» DATA PROVIDED:
▼▼▼
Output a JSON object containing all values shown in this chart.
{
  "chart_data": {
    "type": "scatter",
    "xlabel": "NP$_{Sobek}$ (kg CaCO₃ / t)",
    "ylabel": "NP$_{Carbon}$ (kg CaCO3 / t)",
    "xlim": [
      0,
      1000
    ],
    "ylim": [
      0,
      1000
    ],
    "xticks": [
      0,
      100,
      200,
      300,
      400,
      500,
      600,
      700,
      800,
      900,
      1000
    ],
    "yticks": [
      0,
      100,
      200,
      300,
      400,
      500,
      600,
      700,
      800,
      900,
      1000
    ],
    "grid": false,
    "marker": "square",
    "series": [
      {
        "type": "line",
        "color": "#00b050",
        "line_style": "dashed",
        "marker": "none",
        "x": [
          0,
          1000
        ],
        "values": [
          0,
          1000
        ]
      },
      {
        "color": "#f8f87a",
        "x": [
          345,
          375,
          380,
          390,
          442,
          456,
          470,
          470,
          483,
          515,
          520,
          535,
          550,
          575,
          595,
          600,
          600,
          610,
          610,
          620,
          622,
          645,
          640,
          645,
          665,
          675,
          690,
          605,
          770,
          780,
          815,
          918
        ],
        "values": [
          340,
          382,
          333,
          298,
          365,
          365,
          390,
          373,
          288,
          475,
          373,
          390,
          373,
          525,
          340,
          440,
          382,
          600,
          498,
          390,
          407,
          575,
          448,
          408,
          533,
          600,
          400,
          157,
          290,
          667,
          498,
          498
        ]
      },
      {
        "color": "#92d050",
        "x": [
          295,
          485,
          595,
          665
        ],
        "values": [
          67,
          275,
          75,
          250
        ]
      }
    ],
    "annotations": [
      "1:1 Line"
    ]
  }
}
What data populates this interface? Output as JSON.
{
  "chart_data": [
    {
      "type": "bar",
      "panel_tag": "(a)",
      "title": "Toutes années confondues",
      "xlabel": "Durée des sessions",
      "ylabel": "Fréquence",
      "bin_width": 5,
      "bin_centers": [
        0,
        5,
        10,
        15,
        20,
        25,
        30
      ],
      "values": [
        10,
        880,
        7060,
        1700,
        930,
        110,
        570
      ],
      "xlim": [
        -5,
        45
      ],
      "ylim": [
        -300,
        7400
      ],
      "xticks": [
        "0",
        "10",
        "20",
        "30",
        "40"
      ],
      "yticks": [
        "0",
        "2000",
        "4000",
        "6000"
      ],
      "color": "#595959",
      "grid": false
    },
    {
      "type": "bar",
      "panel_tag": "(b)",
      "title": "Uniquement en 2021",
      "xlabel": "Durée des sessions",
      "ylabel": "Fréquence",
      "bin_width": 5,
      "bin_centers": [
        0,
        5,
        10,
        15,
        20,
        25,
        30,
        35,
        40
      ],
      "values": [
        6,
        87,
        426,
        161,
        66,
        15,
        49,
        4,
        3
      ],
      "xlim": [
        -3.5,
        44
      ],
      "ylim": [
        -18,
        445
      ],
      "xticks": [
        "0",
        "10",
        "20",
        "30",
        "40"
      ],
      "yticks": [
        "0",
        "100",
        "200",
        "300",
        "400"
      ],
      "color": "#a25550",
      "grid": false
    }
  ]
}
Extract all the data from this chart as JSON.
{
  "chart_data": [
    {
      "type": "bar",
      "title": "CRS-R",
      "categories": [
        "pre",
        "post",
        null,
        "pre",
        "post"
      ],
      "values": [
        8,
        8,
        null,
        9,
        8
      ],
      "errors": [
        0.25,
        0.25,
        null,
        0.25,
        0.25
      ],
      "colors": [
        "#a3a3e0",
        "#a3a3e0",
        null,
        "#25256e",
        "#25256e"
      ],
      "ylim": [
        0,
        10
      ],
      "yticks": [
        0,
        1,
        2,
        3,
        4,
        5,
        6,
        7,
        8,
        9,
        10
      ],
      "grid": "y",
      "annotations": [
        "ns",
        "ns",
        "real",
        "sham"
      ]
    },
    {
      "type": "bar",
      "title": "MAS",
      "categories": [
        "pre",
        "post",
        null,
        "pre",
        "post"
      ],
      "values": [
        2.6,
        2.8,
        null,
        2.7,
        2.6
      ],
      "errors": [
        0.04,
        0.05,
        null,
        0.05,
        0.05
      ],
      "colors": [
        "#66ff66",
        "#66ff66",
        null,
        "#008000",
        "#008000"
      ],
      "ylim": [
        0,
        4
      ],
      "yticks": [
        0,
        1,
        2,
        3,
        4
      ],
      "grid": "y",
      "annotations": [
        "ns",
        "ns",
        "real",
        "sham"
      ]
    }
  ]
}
▲▲▲
» SHORT EXERCISE:
Repeat each record exactly, leaving nothing out.

» FULL SOLUTION:
Output a JSON object containing all values shown in this chart.
{
  "chart_data": {
    "type": "scatter",
    "xlabel": "NP$_{Sobek}$ (kg CaCO₃ / t)",
    "ylabel": "NP$_{Carbon}$ (kg CaCO3 / t)",
    "xlim": [
      0,
      1000
    ],
    "ylim": [
      0,
      1000
    ],
    "xticks": [
      0,
      100,
      200,
      300,
      400,
      500,
      600,
      700,
      800,
      900,
      1000
    ],
    "yticks": [
      0,
      100,
      200,
      300,
      400,
      500,
      600,
      700,
      800,
      900,
      1000
    ],
    "grid": false,
    "marker": "square",
    "series": [
      {
        "type": "line",
        "color": "#00b050",
        "line_style": "dashed",
        "marker": "none",
        "x": [
          0,
          1000
        ],
        "values": [
          0,
          1000
        ]
      },
      {
        "color": "#f8f87a",
        "x": [
          345,
          375,
          380,
          390,
          442,
          456,
          470,
          470,
          483,
          515,
          520,
          535,
          550,
          575,
          595,
          600,
          600,
          610,
          610,
          620,
          622,
          645,
          640,
          645,
          665,
          675,
          690,
          605,
          770,
          780,
          815,
          918
        ],
        "values": [
          340,
          382,
          333,
          298,
          365,
          365,
          390,
          373,
          288,
          475,
          373,
          390,
          373,
          525,
          340,
          440,
          382,
          600,
          498,
          390,
          407,
          575,
          448,
          408,
          533,
          600,
          400,
          157,
          290,
          667,
          498,
          498
        ]
      },
      {
        "color": "#92d050",
        "x": [
          295,
          485,
          595,
          665
        ],
        "values": [
          67,
          275,
          75,
          250
        ]
      }
    ],
    "annotations": [
      "1:1 Line"
    ]
  }
}
What data populates this interface? Output as JSON.
{
  "chart_data": [
    {
      "type": "bar",
      "panel_tag": "(a)",
      "title": "Toutes années confondues",
      "xlabel": "Durée des sessions",
      "ylabel": "Fréquence",
      "bin_width": 5,
      "bin_centers": [
        0,
        5,
        10,
        15,
        20,
        25,
        30
      ],
      "values": [
        10,
        880,
        7060,
        1700,
        930,
        110,
        570
      ],
      "xlim": [
        -5,
        45
      ],
      "ylim": [
        -300,
        7400
      ],
      "xticks": [
        "0",
        "10",
        "20",
        "30",
        "40"
      ],
      "yticks": [
        "0",
        "2000",
        "4000",
        "6000"
      ],
      "color": "#595959",
      "grid": false
    },
    {
      "type": "bar",
      "panel_tag": "(b)",
      "title": "Uniquement en 2021",
      "xlabel": "Durée des sessions",
      "ylabel": "Fréquence",
      "bin_width": 5,
      "bin_centers": [
        0,
        5,
        10,
        15,
        20,
        25,
        30,
        35,
        40
      ],
      "values": [
        6,
        87,
        426,
        161,
        66,
        15,
        49,
        4,
        3
      ],
      "xlim": [
        -3.5,
        44
      ],
      "ylim": [
        -18,
        445
      ],
      "xticks": [
        "0",
        "10",
        "20",
        "30",
        "40"
      ],
      "yticks": [
        "0",
        "100",
        "200",
        "300",
        "400"
      ],
      "color": "#a25550",
      "grid": false
    }
  ]
}
Extract all the data from this chart as JSON.
{
  "chart_data": [
    {
      "type": "bar",
      "title": "CRS-R",
      "categories": [
        "pre",
        "post",
        null,
        "pre",
        "post"
      ],
      "values": [
        8,
        8,
        null,
        9,
        8
      ],
      "errors": [
        0.25,
        0.25,
        null,
        0.25,
        0.25
      ],
      "colors": [
        "#a3a3e0",
        "#a3a3e0",
        null,
        "#25256e",
        "#25256e"
      ],
      "ylim": [
        0,
        10
      ],
      "yticks": [
        0,
        1,
        2,
        3,
        4,
        5,
        6,
        7,
        8,
        9,
        10
      ],
      "grid": "y",
      "annotations": [
        "ns",
        "ns",
        "real",
        "sham"
      ]
    },
    {
      "type": "bar",
      "title": "MAS",
      "categories": [
        "pre",
        "post",
        null,
        "pre",
        "post"
      ],
      "values": [
        2.6,
        2.8,
        null,
        2.7,
        2.6
      ],
      "errors": [
        0.04,
        0.05,
        null,
        0.05,
        0.05
      ],
      "colors": [
        "#66ff66",
        "#66ff66",
        null,
        "#008000",
        "#008000"
      ],
      "ylim": [
        0,
        4
      ],
      "yticks": [
        0,
        1,
        2,
        3,
        4
      ],
      "grid": "y",
      "annotations": [
        "ns",
        "ns",
        "real",
        "sham"
      ]
    }
  ]
}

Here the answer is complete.